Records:
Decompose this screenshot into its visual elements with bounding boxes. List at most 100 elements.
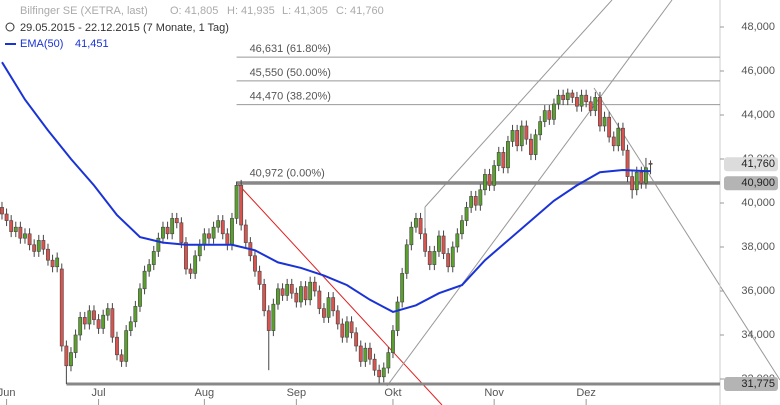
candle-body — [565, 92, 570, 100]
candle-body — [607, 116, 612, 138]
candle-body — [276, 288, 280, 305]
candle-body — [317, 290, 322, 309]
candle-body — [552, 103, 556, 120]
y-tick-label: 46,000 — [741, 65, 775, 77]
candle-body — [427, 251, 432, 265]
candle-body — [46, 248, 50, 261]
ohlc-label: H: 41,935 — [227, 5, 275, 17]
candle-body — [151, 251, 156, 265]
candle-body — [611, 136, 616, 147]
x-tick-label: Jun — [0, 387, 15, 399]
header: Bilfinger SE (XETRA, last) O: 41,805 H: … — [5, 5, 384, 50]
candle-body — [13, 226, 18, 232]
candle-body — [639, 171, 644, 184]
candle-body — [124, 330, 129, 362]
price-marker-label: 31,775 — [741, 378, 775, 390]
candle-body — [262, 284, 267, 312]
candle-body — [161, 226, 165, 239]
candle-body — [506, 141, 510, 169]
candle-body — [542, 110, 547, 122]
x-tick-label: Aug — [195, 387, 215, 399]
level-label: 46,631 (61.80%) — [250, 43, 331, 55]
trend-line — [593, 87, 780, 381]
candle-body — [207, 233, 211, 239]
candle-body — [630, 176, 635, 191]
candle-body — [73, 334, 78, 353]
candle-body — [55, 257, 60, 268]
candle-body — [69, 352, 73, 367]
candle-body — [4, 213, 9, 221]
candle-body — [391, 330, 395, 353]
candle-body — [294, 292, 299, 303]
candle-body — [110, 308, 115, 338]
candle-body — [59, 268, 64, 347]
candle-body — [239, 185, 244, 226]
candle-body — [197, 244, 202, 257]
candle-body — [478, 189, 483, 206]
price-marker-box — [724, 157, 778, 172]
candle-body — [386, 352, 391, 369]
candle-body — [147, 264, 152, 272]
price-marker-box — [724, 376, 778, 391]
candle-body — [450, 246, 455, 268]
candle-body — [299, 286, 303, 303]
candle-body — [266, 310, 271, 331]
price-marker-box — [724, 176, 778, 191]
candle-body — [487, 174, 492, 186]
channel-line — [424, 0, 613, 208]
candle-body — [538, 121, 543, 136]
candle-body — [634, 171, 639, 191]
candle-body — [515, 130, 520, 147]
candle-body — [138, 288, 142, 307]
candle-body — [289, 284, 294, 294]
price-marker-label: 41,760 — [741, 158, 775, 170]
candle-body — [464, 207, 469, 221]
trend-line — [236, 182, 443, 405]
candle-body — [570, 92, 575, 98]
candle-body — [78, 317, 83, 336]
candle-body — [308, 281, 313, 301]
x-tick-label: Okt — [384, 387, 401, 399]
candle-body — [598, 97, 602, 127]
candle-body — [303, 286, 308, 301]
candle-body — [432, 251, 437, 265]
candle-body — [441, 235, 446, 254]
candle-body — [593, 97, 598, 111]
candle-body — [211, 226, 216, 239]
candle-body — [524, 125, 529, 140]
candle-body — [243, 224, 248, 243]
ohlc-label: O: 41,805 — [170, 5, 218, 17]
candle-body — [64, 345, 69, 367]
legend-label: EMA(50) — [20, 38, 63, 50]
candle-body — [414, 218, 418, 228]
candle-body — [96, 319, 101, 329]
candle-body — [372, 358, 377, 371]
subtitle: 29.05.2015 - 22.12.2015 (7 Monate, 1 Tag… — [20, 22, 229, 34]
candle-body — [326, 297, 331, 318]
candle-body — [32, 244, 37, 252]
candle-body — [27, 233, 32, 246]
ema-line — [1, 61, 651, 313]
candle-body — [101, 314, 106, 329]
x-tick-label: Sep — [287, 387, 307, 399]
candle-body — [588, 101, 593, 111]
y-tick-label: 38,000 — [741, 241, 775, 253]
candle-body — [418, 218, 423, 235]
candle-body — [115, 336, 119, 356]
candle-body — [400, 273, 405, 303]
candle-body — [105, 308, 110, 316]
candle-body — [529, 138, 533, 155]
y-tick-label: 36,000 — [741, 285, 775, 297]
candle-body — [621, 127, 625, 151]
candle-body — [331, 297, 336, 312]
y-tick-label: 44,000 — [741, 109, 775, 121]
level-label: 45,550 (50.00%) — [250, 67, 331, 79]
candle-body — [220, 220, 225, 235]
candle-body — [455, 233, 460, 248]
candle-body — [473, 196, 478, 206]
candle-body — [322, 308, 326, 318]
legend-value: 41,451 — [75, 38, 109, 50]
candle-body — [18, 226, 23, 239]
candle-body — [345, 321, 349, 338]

--

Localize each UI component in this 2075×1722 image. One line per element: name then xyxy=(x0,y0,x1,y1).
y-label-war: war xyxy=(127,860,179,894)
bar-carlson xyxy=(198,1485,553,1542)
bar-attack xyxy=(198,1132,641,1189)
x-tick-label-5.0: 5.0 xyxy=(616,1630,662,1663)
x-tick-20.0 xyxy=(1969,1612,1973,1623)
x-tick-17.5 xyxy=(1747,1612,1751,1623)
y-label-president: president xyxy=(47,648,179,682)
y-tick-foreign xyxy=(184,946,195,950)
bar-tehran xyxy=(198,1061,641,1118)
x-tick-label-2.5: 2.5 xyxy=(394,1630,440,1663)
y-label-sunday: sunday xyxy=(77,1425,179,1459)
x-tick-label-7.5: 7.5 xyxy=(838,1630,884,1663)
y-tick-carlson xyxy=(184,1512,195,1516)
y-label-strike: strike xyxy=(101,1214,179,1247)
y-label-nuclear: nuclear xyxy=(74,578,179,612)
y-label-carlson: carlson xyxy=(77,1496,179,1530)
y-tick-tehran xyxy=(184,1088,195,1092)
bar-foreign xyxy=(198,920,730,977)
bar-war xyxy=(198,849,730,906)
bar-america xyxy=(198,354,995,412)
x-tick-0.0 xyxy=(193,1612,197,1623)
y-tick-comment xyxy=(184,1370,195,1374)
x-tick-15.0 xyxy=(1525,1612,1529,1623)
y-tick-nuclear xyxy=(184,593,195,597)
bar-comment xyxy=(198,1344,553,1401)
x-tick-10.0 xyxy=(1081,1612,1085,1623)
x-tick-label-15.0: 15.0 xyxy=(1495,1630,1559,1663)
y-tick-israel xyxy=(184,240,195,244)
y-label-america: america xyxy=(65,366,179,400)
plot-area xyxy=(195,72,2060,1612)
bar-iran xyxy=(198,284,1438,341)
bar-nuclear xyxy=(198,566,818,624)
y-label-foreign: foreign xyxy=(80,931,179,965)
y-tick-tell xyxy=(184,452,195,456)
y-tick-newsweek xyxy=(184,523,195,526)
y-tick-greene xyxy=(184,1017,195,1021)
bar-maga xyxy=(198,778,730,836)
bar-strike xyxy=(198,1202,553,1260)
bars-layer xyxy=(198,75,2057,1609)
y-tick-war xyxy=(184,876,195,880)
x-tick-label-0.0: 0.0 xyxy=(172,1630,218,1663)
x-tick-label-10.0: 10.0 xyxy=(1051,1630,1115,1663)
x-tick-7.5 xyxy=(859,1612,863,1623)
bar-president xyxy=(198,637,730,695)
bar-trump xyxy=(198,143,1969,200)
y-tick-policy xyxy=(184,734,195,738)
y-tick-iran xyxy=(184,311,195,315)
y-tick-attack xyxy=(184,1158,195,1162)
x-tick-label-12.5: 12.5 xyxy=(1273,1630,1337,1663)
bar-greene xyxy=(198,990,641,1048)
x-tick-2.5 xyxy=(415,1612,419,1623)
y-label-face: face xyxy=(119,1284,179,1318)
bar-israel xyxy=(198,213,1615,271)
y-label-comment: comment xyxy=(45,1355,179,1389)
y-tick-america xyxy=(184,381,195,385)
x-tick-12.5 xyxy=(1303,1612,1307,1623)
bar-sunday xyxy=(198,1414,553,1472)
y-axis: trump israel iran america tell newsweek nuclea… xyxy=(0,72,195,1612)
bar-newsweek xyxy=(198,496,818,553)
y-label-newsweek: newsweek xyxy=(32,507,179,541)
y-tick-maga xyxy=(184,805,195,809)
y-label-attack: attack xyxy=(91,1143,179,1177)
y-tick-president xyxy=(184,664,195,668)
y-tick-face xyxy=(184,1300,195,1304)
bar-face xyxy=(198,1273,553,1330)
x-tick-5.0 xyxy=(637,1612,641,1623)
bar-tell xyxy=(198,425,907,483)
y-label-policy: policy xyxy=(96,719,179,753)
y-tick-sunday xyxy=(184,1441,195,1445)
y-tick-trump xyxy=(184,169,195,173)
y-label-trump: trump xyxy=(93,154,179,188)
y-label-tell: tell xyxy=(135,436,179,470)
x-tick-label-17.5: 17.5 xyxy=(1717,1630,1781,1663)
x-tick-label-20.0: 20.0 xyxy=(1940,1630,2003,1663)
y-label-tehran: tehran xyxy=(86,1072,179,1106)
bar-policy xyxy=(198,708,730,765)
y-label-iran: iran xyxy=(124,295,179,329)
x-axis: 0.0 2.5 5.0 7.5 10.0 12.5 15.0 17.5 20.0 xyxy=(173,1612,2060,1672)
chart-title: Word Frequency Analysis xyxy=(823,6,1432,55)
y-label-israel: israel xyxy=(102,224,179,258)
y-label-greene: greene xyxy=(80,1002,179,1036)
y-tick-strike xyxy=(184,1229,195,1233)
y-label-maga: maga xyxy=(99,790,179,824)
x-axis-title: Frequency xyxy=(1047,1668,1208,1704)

## [Exercise requirements]
Extract the records from the line containing "candle-body — [565, 92, 570, 100]" through the line containing "candle-body — [542, 110, 547, 122]", and copy each of those lines exactly as it appears.

## [The result]
candle-body — [565, 92, 570, 100]
candle-body — [607, 116, 612, 138]
candle-body — [276, 288, 280, 305]
candle-body — [317, 290, 322, 309]
candle-body — [552, 103, 556, 120]
y-tick-label: 46,000 — [741, 65, 775, 77]
candle-body — [427, 251, 432, 265]
candle-body — [46, 248, 50, 261]
ohlc-label: H: 41,935 — [227, 5, 275, 17]
candle-body — [151, 251, 156, 265]
candle-body — [611, 136, 616, 147]
x-tick-label: Jun — [0, 387, 15, 399]
header: Bilfinger SE (XETRA, last) O: 41,805 H: … — [5, 5, 384, 50]
candle-body — [13, 226, 18, 232]
candle-body — [639, 171, 644, 184]
candle-body — [124, 330, 129, 362]
price-marker-label: 31,775 — [741, 378, 775, 390]
candle-body — [262, 284, 267, 312]
candle-body — [161, 226, 165, 239]
candle-body — [506, 141, 510, 169]
candle-body — [542, 110, 547, 122]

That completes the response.